REQUIRED WORK — Present the following entries again, word for word and in full.

RAW DATA —

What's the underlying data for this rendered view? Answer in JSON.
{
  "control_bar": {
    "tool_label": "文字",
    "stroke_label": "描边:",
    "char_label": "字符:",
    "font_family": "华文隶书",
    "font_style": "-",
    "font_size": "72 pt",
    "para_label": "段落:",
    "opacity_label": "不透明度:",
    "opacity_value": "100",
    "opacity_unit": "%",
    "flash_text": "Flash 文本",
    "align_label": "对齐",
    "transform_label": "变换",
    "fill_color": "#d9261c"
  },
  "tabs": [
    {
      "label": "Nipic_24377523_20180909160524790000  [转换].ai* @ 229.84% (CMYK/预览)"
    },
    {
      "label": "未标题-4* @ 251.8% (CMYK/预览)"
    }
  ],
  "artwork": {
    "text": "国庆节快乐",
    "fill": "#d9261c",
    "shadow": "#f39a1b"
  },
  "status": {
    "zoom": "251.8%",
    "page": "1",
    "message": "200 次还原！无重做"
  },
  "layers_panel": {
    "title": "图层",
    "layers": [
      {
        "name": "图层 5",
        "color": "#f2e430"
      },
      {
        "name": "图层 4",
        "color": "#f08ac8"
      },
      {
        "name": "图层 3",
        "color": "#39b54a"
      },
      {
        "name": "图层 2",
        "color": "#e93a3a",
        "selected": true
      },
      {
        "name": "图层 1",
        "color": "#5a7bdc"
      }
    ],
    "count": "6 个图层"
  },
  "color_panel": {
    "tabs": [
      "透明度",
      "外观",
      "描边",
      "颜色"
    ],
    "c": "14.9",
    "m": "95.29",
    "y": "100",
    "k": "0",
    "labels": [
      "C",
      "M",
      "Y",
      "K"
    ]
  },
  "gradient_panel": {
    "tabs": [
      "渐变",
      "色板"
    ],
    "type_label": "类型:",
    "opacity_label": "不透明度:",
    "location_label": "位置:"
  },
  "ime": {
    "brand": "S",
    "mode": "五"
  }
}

THE RESPONSE —
What's the underlying data for this rendered view? Answer in JSON.
{
  "control_bar": {
    "tool_label": "文字",
    "stroke_label": "描边:",
    "char_label": "字符:",
    "font_family": "华文隶书",
    "font_style": "-",
    "font_size": "72 pt",
    "para_label": "段落:",
    "opacity_label": "不透明度:",
    "opacity_value": "100",
    "opacity_unit": "%",
    "flash_text": "Flash 文本",
    "align_label": "对齐",
    "transform_label": "变换",
    "fill_color": "#d9261c"
  },
  "tabs": [
    {
      "label": "Nipic_24377523_20180909160524790000  [转换].ai* @ 229.84% (CMYK/预览)"
    },
    {
      "label": "未标题-4* @ 251.8% (CMYK/预览)"
    }
  ],
  "artwork": {
    "text": "国庆节快乐",
    "fill": "#d9261c",
    "shadow": "#f39a1b"
  },
  "status": {
    "zoom": "251.8%",
    "page": "1",
    "message": "200 次还原！无重做"
  },
  "layers_panel": {
    "title": "图层",
    "layers": [
      {
        "name": "图层 5",
        "color": "#f2e430"
      },
      {
        "name": "图层 4",
        "color": "#f08ac8"
      },
      {
        "name": "图层 3",
        "color": "#39b54a"
      },
      {
        "name": "图层 2",
        "color": "#e93a3a",
        "selected": true
      },
      {
        "name": "图层 1",
        "color": "#5a7bdc"
      }
    ],
    "count": "6 个图层"
  },
  "color_panel": {
    "tabs": [
      "透明度",
      "外观",
      "描边",
      "颜色"
    ],
    "c": "14.9",
    "m": "95.29",
    "y": "100",
    "k": "0",
    "labels": [
      "C",
      "M",
      "Y",
      "K"
    ]
  },
  "gradient_panel": {
    "tabs": [
      "渐变",
      "色板"
    ],
    "type_label": "类型:",
    "opacity_label": "不透明度:",
    "location_label": "位置:"
  },
  "ime": {
    "brand": "S",
    "mode": "五"
  }
}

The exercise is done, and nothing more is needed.